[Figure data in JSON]
# # # # # # #
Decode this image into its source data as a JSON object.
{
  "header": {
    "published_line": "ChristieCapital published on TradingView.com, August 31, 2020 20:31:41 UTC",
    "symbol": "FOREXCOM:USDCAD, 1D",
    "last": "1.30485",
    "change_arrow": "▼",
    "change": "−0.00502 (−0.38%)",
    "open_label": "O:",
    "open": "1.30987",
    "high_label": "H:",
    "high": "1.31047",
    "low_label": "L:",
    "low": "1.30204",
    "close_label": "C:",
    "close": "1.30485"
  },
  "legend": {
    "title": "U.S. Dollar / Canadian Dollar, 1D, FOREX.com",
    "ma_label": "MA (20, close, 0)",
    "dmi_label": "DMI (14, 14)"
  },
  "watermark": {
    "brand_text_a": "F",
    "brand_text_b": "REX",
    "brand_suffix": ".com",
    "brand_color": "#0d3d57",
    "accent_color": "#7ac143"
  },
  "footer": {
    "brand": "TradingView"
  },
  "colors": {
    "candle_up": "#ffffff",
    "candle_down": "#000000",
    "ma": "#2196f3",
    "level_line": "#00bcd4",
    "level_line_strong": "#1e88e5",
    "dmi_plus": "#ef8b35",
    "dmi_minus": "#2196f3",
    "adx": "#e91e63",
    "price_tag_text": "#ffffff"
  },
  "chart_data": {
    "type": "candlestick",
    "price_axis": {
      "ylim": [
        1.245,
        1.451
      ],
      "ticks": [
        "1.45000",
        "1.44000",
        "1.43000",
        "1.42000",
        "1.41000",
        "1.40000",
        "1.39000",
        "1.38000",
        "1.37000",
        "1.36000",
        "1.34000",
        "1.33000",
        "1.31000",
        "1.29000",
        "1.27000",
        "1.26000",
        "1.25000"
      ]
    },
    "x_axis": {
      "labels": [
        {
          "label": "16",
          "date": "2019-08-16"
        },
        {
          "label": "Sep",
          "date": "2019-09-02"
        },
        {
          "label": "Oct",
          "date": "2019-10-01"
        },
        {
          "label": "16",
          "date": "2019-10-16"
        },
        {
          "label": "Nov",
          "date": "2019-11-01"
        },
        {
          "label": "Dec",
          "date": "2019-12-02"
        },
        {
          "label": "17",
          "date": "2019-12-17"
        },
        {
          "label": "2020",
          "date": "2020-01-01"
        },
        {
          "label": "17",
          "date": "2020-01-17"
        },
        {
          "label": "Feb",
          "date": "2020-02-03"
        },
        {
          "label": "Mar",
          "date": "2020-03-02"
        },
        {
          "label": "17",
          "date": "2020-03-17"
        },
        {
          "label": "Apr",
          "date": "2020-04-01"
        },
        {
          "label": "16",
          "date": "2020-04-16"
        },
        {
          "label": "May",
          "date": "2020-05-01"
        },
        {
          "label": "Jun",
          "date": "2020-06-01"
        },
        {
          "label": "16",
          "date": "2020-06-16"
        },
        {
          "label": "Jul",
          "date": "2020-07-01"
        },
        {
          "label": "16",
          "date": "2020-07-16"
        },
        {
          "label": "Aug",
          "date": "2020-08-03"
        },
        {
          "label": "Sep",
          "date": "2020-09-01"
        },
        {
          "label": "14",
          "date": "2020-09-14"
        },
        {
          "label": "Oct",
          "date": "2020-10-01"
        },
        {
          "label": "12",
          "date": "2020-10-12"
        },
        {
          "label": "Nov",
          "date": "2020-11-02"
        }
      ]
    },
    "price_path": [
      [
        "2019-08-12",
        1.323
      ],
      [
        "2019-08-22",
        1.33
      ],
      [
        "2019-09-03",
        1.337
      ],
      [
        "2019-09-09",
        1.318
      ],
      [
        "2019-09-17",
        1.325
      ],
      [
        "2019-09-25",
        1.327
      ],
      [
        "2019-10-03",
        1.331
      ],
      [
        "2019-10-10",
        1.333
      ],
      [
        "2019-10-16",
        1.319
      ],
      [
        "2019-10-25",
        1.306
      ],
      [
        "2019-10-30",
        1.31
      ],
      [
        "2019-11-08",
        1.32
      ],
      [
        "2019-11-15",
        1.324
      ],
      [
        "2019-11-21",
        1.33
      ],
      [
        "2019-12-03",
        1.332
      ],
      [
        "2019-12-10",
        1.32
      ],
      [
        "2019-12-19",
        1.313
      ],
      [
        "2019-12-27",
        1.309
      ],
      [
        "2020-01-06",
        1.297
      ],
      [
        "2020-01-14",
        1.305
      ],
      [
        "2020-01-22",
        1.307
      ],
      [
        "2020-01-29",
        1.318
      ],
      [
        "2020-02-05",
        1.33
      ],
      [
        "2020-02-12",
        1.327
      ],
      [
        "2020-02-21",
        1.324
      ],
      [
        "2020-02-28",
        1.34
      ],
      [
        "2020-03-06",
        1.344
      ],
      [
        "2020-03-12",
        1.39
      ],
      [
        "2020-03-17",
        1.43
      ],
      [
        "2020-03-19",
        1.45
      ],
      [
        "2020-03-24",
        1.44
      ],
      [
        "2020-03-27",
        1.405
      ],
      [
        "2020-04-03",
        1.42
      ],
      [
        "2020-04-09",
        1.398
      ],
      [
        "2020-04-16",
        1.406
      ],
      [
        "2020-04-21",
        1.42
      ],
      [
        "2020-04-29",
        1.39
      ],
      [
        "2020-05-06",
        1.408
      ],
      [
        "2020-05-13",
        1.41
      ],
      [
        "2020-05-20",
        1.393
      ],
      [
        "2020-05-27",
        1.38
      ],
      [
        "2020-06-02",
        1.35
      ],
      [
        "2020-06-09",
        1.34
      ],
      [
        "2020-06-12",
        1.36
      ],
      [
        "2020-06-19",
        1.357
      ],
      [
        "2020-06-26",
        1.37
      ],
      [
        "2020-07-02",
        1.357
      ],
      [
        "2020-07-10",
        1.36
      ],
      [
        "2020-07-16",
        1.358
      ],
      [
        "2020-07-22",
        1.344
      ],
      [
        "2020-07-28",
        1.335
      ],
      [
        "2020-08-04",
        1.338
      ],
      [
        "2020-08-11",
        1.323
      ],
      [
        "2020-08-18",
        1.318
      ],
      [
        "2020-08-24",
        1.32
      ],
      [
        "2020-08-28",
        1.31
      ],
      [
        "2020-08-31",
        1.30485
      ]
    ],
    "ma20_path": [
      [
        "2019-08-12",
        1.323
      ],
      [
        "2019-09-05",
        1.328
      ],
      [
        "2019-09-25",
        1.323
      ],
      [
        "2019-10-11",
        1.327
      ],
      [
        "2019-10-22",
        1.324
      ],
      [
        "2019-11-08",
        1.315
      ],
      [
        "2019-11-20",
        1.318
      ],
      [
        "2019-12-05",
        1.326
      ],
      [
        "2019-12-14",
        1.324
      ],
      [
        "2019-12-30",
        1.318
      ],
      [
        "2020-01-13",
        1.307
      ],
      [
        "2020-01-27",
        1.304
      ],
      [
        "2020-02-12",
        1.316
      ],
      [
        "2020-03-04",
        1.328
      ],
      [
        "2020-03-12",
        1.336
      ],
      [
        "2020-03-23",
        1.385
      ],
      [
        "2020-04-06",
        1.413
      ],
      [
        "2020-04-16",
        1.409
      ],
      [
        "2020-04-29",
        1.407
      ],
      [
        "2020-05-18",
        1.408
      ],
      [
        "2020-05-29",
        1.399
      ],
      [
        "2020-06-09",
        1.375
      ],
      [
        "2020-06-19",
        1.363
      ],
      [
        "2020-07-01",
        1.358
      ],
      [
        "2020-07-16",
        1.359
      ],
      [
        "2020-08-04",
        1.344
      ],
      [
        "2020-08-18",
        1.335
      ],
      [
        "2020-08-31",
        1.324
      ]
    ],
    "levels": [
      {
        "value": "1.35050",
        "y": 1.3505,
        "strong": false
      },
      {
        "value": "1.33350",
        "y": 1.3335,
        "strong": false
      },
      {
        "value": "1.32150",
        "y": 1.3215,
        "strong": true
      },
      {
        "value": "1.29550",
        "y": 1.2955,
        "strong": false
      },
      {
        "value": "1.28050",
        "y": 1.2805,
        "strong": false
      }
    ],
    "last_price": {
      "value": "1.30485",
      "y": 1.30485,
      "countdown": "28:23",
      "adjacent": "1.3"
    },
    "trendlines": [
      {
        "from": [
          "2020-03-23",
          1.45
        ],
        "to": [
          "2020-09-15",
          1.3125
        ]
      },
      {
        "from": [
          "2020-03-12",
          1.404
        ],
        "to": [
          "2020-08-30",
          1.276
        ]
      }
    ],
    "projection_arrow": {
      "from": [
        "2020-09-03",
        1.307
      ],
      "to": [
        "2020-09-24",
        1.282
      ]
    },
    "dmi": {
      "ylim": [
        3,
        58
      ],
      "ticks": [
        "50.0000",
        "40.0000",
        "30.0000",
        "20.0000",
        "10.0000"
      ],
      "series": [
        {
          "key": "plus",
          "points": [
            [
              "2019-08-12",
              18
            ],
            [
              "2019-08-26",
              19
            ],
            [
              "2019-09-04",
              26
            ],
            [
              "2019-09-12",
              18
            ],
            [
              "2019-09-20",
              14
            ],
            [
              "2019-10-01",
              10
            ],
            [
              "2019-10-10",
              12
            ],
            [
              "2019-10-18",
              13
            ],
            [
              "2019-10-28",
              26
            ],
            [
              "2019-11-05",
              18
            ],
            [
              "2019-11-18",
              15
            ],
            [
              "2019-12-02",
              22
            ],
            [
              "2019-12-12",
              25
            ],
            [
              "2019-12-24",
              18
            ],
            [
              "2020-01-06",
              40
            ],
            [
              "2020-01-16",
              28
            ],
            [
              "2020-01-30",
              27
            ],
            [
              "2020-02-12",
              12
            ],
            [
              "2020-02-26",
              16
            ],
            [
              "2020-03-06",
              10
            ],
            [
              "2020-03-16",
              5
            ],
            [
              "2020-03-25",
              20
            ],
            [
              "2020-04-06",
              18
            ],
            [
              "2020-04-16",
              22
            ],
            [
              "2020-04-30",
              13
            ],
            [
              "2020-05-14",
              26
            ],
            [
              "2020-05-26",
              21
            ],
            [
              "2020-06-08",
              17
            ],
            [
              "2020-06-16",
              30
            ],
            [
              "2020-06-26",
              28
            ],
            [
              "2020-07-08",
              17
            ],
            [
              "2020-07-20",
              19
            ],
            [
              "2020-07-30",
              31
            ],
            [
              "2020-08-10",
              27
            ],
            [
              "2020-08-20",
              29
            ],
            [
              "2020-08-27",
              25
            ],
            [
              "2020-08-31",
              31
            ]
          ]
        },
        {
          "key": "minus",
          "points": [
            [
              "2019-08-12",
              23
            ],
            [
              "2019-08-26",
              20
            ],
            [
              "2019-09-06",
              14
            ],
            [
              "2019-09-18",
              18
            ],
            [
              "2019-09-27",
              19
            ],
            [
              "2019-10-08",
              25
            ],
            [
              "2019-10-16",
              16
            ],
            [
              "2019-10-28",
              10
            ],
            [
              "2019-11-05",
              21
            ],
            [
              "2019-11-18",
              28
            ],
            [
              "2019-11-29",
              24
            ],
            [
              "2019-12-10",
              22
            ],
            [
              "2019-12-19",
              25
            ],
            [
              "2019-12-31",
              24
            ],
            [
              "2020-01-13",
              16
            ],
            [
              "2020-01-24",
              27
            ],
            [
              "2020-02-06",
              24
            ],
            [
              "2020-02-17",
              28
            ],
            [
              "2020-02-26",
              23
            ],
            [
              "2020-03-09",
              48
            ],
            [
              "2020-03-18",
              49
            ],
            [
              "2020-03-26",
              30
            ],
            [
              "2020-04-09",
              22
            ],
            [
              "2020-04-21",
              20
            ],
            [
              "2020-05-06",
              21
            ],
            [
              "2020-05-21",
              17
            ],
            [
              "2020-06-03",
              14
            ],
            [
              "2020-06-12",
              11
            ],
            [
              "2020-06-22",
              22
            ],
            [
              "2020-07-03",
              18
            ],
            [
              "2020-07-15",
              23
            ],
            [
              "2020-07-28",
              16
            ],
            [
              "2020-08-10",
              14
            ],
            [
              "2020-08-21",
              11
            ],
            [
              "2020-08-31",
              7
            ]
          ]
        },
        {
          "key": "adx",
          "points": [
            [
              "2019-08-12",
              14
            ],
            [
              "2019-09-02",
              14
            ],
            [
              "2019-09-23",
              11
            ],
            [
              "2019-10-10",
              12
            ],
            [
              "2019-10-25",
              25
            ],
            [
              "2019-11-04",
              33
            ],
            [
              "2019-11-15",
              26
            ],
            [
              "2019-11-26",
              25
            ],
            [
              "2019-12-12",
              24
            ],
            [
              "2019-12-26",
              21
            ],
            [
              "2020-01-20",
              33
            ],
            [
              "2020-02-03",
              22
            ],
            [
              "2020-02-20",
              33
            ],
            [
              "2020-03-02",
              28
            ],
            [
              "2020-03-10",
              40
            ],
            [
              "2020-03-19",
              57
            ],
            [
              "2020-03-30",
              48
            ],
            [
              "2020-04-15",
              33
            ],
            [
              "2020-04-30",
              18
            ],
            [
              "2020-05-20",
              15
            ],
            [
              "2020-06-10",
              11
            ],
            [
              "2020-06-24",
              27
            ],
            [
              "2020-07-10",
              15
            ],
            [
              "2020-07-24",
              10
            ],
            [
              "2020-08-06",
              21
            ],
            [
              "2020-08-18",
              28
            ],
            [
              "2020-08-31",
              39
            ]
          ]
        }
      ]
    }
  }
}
# # # # # # #
TASK GOAL: Your answer should be only the number of lines that hold the word "ffffff".

TASK OUTPUT: 2